[Required work] Below is a block of records; reproduce all of them exactly and leave out any pictures.

[Information supplied]
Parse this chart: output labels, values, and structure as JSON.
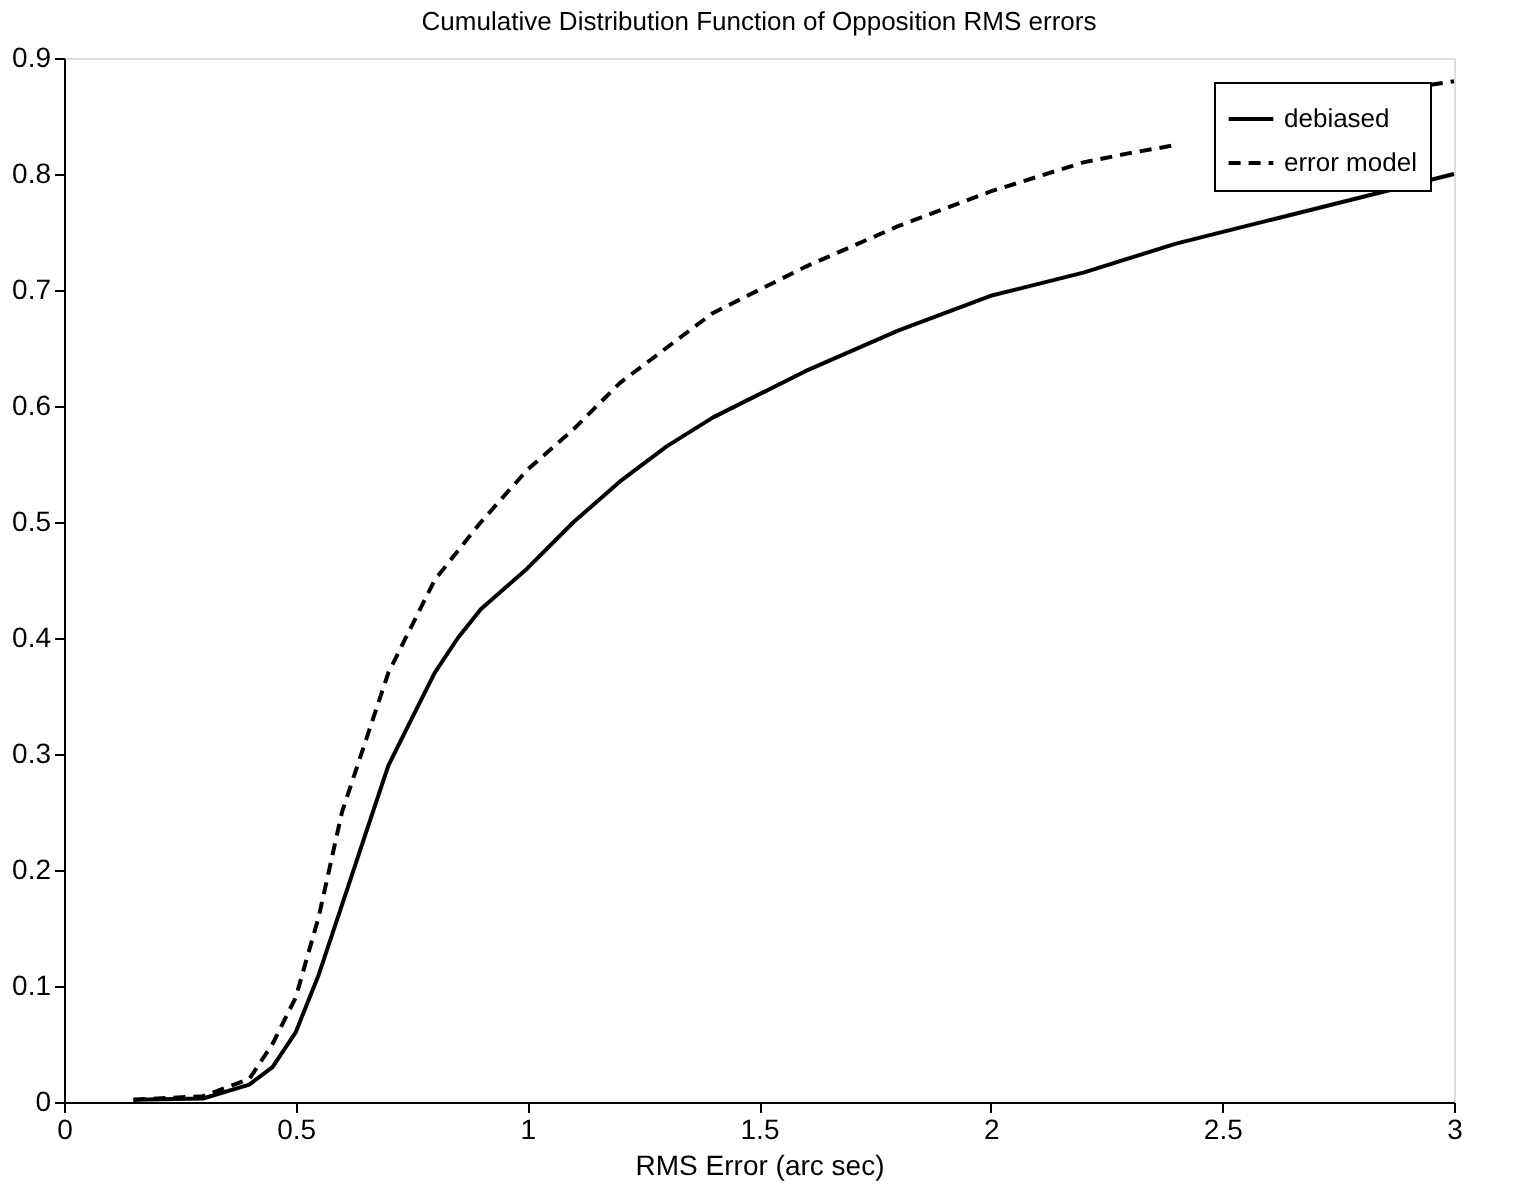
{
  "chart_data": {
    "type": "line",
    "title": "Cumulative Distribution Function of Opposition RMS errors",
    "xlabel": "RMS Error (arc sec)",
    "xlim": [
      0,
      3
    ],
    "ylim": [
      0,
      0.9
    ],
    "xticks": [
      0,
      0.5,
      1,
      1.5,
      2,
      2.5,
      3
    ],
    "yticks": [
      0,
      0.1,
      0.2,
      0.3,
      0.4,
      0.5,
      0.6,
      0.7,
      0.8,
      0.9
    ],
    "grid": false,
    "legend": "top right",
    "series": [
      {
        "name": "debiased",
        "color": "#000000",
        "line_style": "solid",
        "x": [
          0.15,
          0.3,
          0.4,
          0.45,
          0.5,
          0.55,
          0.6,
          0.65,
          0.7,
          0.75,
          0.8,
          0.85,
          0.9,
          1.0,
          1.1,
          1.2,
          1.3,
          1.4,
          1.5,
          1.6,
          1.8,
          2.0,
          2.2,
          2.4,
          2.6,
          2.8,
          3.0
        ],
        "values": [
          0.002,
          0.003,
          0.015,
          0.03,
          0.06,
          0.11,
          0.17,
          0.23,
          0.29,
          0.33,
          0.37,
          0.4,
          0.425,
          0.46,
          0.5,
          0.535,
          0.565,
          0.59,
          0.61,
          0.63,
          0.665,
          0.695,
          0.715,
          0.74,
          0.76,
          0.78,
          0.8
        ]
      },
      {
        "name": "error model",
        "color": "#000000",
        "line_style": "dashed",
        "x": [
          0.15,
          0.3,
          0.4,
          0.45,
          0.5,
          0.55,
          0.6,
          0.65,
          0.7,
          0.75,
          0.8,
          0.9,
          1.0,
          1.1,
          1.2,
          1.3,
          1.4,
          1.5,
          1.6,
          1.8,
          2.0,
          2.2,
          2.3,
          2.4,
          2.6,
          2.8,
          2.95,
          3.0
        ],
        "values": [
          0.002,
          0.005,
          0.02,
          0.05,
          0.09,
          0.16,
          0.25,
          0.31,
          0.37,
          0.41,
          0.45,
          0.5,
          0.545,
          0.58,
          0.62,
          0.65,
          0.68,
          0.7,
          0.72,
          0.755,
          0.785,
          0.81,
          0.818,
          0.825,
          null,
          null,
          0.877,
          0.88
        ]
      }
    ]
  }
}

[Result below]
Parse this chart: output labels, values, and structure as JSON.
{
  "chart_data": {
    "type": "line",
    "title": "Cumulative Distribution Function of Opposition RMS errors",
    "xlabel": "RMS Error (arc sec)",
    "xlim": [
      0,
      3
    ],
    "ylim": [
      0,
      0.9
    ],
    "xticks": [
      0,
      0.5,
      1,
      1.5,
      2,
      2.5,
      3
    ],
    "yticks": [
      0,
      0.1,
      0.2,
      0.3,
      0.4,
      0.5,
      0.6,
      0.7,
      0.8,
      0.9
    ],
    "grid": false,
    "legend": "top right",
    "series": [
      {
        "name": "debiased",
        "color": "#000000",
        "line_style": "solid",
        "x": [
          0.15,
          0.3,
          0.4,
          0.45,
          0.5,
          0.55,
          0.6,
          0.65,
          0.7,
          0.75,
          0.8,
          0.85,
          0.9,
          1.0,
          1.1,
          1.2,
          1.3,
          1.4,
          1.5,
          1.6,
          1.8,
          2.0,
          2.2,
          2.4,
          2.6,
          2.8,
          3.0
        ],
        "values": [
          0.002,
          0.003,
          0.015,
          0.03,
          0.06,
          0.11,
          0.17,
          0.23,
          0.29,
          0.33,
          0.37,
          0.4,
          0.425,
          0.46,
          0.5,
          0.535,
          0.565,
          0.59,
          0.61,
          0.63,
          0.665,
          0.695,
          0.715,
          0.74,
          0.76,
          0.78,
          0.8
        ]
      },
      {
        "name": "error model",
        "color": "#000000",
        "line_style": "dashed",
        "x": [
          0.15,
          0.3,
          0.4,
          0.45,
          0.5,
          0.55,
          0.6,
          0.65,
          0.7,
          0.75,
          0.8,
          0.9,
          1.0,
          1.1,
          1.2,
          1.3,
          1.4,
          1.5,
          1.6,
          1.8,
          2.0,
          2.2,
          2.3,
          2.4,
          2.6,
          2.8,
          2.95,
          3.0
        ],
        "values": [
          0.002,
          0.005,
          0.02,
          0.05,
          0.09,
          0.16,
          0.25,
          0.31,
          0.37,
          0.41,
          0.45,
          0.5,
          0.545,
          0.58,
          0.62,
          0.65,
          0.68,
          0.7,
          0.72,
          0.755,
          0.785,
          0.81,
          0.818,
          0.825,
          null,
          null,
          0.877,
          0.88
        ]
      }
    ]
  }
}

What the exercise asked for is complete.